▸ Figure content listings:
══════════════════════════════

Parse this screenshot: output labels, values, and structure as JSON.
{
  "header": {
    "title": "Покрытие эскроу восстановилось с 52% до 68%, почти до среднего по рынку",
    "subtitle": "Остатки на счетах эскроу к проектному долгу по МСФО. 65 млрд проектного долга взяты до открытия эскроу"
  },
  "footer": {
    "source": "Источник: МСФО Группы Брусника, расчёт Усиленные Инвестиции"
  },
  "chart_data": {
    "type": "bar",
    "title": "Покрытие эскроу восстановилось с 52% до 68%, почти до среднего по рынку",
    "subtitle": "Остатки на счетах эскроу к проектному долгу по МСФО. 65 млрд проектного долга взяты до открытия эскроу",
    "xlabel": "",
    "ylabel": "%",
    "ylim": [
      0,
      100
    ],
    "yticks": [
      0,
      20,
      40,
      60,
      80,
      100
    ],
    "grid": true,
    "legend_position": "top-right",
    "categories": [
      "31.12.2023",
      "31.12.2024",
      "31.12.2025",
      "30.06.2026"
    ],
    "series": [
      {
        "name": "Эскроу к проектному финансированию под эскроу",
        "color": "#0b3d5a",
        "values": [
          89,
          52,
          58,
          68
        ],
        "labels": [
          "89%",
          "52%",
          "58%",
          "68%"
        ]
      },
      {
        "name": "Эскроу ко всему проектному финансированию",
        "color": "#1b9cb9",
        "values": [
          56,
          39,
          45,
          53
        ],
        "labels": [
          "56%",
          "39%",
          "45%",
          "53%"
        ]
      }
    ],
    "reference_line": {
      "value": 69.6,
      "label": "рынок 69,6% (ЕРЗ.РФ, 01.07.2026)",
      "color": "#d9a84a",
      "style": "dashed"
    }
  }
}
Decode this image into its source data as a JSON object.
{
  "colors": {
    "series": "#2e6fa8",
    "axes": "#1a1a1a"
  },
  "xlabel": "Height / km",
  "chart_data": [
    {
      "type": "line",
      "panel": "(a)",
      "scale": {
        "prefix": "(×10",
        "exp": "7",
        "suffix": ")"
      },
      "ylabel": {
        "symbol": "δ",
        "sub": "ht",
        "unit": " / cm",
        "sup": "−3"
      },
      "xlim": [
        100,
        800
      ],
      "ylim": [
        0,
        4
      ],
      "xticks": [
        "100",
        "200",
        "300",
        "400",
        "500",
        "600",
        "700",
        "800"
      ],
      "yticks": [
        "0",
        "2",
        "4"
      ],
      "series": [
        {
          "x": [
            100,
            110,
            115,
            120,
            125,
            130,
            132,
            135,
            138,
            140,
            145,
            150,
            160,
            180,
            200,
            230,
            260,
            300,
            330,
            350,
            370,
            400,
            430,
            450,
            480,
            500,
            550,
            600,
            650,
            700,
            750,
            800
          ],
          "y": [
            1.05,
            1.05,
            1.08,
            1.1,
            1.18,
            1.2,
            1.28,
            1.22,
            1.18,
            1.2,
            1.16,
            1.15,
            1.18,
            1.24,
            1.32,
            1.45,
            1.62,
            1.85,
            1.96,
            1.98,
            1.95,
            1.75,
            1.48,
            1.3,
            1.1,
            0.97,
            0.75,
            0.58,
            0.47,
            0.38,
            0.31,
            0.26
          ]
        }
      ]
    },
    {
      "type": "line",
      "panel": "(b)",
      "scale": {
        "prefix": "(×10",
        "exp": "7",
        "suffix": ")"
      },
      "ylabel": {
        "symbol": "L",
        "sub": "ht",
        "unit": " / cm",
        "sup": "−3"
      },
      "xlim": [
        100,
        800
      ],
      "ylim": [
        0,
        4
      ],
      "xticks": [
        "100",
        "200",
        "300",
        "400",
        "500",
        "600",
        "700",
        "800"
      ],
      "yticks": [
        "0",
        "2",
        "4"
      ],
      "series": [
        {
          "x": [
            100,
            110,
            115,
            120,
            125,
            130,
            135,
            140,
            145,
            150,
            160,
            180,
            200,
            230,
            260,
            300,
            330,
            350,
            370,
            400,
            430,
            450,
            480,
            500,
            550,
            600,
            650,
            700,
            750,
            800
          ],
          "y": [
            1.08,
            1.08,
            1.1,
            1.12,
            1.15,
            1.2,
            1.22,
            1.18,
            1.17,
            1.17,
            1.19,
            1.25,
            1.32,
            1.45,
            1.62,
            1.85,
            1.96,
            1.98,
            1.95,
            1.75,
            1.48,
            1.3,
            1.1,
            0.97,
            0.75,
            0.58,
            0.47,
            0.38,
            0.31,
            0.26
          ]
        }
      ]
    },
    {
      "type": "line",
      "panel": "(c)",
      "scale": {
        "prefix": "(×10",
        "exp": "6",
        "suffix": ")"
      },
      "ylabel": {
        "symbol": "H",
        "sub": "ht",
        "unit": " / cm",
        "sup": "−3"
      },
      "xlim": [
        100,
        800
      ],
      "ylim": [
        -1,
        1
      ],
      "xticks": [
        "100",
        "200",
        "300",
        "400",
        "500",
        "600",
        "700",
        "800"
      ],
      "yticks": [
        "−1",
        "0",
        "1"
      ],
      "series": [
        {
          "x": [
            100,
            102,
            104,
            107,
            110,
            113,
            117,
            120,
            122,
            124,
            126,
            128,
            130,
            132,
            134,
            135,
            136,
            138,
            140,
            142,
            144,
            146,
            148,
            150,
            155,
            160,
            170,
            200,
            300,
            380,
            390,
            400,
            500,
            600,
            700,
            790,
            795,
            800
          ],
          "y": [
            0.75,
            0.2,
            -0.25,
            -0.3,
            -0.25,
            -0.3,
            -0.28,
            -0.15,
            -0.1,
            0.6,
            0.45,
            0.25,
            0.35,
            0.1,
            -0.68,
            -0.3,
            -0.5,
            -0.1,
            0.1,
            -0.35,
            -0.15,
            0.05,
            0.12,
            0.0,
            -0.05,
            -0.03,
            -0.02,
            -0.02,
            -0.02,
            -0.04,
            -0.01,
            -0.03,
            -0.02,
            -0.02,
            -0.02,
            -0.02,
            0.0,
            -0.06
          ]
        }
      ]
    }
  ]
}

══════════════════════════════

▸ Task instructions:
Restate each record exactly as written.

▸ Response:
Parse this screenshot: output labels, values, and structure as JSON.
{
  "header": {
    "title": "Покрытие эскроу восстановилось с 52% до 68%, почти до среднего по рынку",
    "subtitle": "Остатки на счетах эскроу к проектному долгу по МСФО. 65 млрд проектного долга взяты до открытия эскроу"
  },
  "footer": {
    "source": "Источник: МСФО Группы Брусника, расчёт Усиленные Инвестиции"
  },
  "chart_data": {
    "type": "bar",
    "title": "Покрытие эскроу восстановилось с 52% до 68%, почти до среднего по рынку",
    "subtitle": "Остатки на счетах эскроу к проектному долгу по МСФО. 65 млрд проектного долга взяты до открытия эскроу",
    "xlabel": "",
    "ylabel": "%",
    "ylim": [
      0,
      100
    ],
    "yticks": [
      0,
      20,
      40,
      60,
      80,
      100
    ],
    "grid": true,
    "legend_position": "top-right",
    "categories": [
      "31.12.2023",
      "31.12.2024",
      "31.12.2025",
      "30.06.2026"
    ],
    "series": [
      {
        "name": "Эскроу к проектному финансированию под эскроу",
        "color": "#0b3d5a",
        "values": [
          89,
          52,
          58,
          68
        ],
        "labels": [
          "89%",
          "52%",
          "58%",
          "68%"
        ]
      },
      {
        "name": "Эскроу ко всему проектному финансированию",
        "color": "#1b9cb9",
        "values": [
          56,
          39,
          45,
          53
        ],
        "labels": [
          "56%",
          "39%",
          "45%",
          "53%"
        ]
      }
    ],
    "reference_line": {
      "value": 69.6,
      "label": "рынок 69,6% (ЕРЗ.РФ, 01.07.2026)",
      "color": "#d9a84a",
      "style": "dashed"
    }
  }
}
Decode this image into its source data as a JSON object.
{
  "colors": {
    "series": "#2e6fa8",
    "axes": "#1a1a1a"
  },
  "xlabel": "Height / km",
  "chart_data": [
    {
      "type": "line",
      "panel": "(a)",
      "scale": {
        "prefix": "(×10",
        "exp": "7",
        "suffix": ")"
      },
      "ylabel": {
        "symbol": "δ",
        "sub": "ht",
        "unit": " / cm",
        "sup": "−3"
      },
      "xlim": [
        100,
        800
      ],
      "ylim": [
        0,
        4
      ],
      "xticks": [
        "100",
        "200",
        "300",
        "400",
        "500",
        "600",
        "700",
        "800"
      ],
      "yticks": [
        "0",
        "2",
        "4"
      ],
      "series": [
        {
          "x": [
            100,
            110,
            115,
            120,
            125,
            130,
            132,
            135,
            138,
            140,
            145,
            150,
            160,
            180,
            200,
            230,
            260,
            300,
            330,
            350,
            370,
            400,
            430,
            450,
            480,
            500,
            550,
            600,
            650,
            700,
            750,
            800
          ],
          "y": [
            1.05,
            1.05,
            1.08,
            1.1,
            1.18,
            1.2,
            1.28,
            1.22,
            1.18,
            1.2,
            1.16,
            1.15,
            1.18,
            1.24,
            1.32,
            1.45,
            1.62,
            1.85,
            1.96,
            1.98,
            1.95,
            1.75,
            1.48,
            1.3,
            1.1,
            0.97,
            0.75,
            0.58,
            0.47,
            0.38,
            0.31,
            0.26
          ]
        }
      ]
    },
    {
      "type": "line",
      "panel": "(b)",
      "scale": {
        "prefix": "(×10",
        "exp": "7",
        "suffix": ")"
      },
      "ylabel": {
        "symbol": "L",
        "sub": "ht",
        "unit": " / cm",
        "sup": "−3"
      },
      "xlim": [
        100,
        800
      ],
      "ylim": [
        0,
        4
      ],
      "xticks": [
        "100",
        "200",
        "300",
        "400",
        "500",
        "600",
        "700",
        "800"
      ],
      "yticks": [
        "0",
        "2",
        "4"
      ],
      "series": [
        {
          "x": [
            100,
            110,
            115,
            120,
            125,
            130,
            135,
            140,
            145,
            150,
            160,
            180,
            200,
            230,
            260,
            300,
            330,
            350,
            370,
            400,
            430,
            450,
            480,
            500,
            550,
            600,
            650,
            700,
            750,
            800
          ],
          "y": [
            1.08,
            1.08,
            1.1,
            1.12,
            1.15,
            1.2,
            1.22,
            1.18,
            1.17,
            1.17,
            1.19,
            1.25,
            1.32,
            1.45,
            1.62,
            1.85,
            1.96,
            1.98,
            1.95,
            1.75,
            1.48,
            1.3,
            1.1,
            0.97,
            0.75,
            0.58,
            0.47,
            0.38,
            0.31,
            0.26
          ]
        }
      ]
    },
    {
      "type": "line",
      "panel": "(c)",
      "scale": {
        "prefix": "(×10",
        "exp": "6",
        "suffix": ")"
      },
      "ylabel": {
        "symbol": "H",
        "sub": "ht",
        "unit": " / cm",
        "sup": "−3"
      },
      "xlim": [
        100,
        800
      ],
      "ylim": [
        -1,
        1
      ],
      "xticks": [
        "100",
        "200",
        "300",
        "400",
        "500",
        "600",
        "700",
        "800"
      ],
      "yticks": [
        "−1",
        "0",
        "1"
      ],
      "series": [
        {
          "x": [
            100,
            102,
            104,
            107,
            110,
            113,
            117,
            120,
            122,
            124,
            126,
            128,
            130,
            132,
            134,
            135,
            136,
            138,
            140,
            142,
            144,
            146,
            148,
            150,
            155,
            160,
            170,
            200,
            300,
            380,
            390,
            400,
            500,
            600,
            700,
            790,
            795,
            800
          ],
          "y": [
            0.75,
            0.2,
            -0.25,
            -0.3,
            -0.25,
            -0.3,
            -0.28,
            -0.15,
            -0.1,
            0.6,
            0.45,
            0.25,
            0.35,
            0.1,
            -0.68,
            -0.3,
            -0.5,
            -0.1,
            0.1,
            -0.35,
            -0.15,
            0.05,
            0.12,
            0.0,
            -0.05,
            -0.03,
            -0.02,
            -0.02,
            -0.02,
            -0.04,
            -0.01,
            -0.03,
            -0.02,
            -0.02,
            -0.02,
            -0.02,
            0.0,
            -0.06
          ]
        }
      ]
    }
  ]
}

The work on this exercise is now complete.